Directive
Using the listing below, report all lines holding the word "When".

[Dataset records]
══════════════════════════════

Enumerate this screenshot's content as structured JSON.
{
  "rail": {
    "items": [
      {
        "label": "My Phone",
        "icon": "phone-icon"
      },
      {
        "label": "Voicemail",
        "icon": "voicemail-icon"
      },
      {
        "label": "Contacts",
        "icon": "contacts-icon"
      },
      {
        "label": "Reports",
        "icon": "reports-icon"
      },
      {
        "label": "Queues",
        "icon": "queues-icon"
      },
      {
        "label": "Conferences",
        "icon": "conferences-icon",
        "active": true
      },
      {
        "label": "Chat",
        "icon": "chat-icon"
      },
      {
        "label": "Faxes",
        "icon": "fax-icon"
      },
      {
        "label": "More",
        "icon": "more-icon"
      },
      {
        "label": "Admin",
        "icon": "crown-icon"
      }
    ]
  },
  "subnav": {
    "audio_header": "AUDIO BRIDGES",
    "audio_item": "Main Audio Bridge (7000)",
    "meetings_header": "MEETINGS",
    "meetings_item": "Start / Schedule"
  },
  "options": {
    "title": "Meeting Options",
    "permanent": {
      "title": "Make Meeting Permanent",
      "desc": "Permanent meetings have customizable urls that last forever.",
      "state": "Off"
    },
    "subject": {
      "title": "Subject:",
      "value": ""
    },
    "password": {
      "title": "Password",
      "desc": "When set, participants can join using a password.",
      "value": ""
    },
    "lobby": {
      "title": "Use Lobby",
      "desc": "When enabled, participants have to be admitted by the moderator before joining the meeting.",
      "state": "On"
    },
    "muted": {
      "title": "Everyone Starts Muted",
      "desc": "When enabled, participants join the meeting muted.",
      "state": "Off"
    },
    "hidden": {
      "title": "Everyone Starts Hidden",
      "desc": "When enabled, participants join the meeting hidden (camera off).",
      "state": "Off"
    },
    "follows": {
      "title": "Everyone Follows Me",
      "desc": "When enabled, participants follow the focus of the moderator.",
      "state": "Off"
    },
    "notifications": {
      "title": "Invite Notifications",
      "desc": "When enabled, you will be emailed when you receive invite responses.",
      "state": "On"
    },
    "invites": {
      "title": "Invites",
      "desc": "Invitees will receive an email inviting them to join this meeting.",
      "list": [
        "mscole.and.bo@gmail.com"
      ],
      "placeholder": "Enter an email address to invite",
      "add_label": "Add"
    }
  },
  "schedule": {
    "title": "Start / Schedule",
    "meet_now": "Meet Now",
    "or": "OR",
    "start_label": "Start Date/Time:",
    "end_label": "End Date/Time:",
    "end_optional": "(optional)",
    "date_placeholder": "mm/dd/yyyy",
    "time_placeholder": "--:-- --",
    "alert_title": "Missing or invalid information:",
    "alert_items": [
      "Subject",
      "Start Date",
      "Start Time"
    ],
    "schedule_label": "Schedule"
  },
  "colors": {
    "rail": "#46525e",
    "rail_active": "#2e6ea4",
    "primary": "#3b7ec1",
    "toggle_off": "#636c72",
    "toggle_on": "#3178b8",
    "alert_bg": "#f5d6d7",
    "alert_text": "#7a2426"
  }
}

══════════════════════════════

Exercise result
      "desc": "When set, participants can join using a password.",
      "desc": "When enabled, participants have to be admitted by the moderator before joining the meeting.",
      "desc": "When enabled, participants join the meeting muted.",
      "desc": "When enabled, participants join the meeting hidden (camera off).",
      "desc": "When enabled, participants follow the focus of the moderator.",
      "desc": "When enabled, you will be emailed when you receive invite responses.",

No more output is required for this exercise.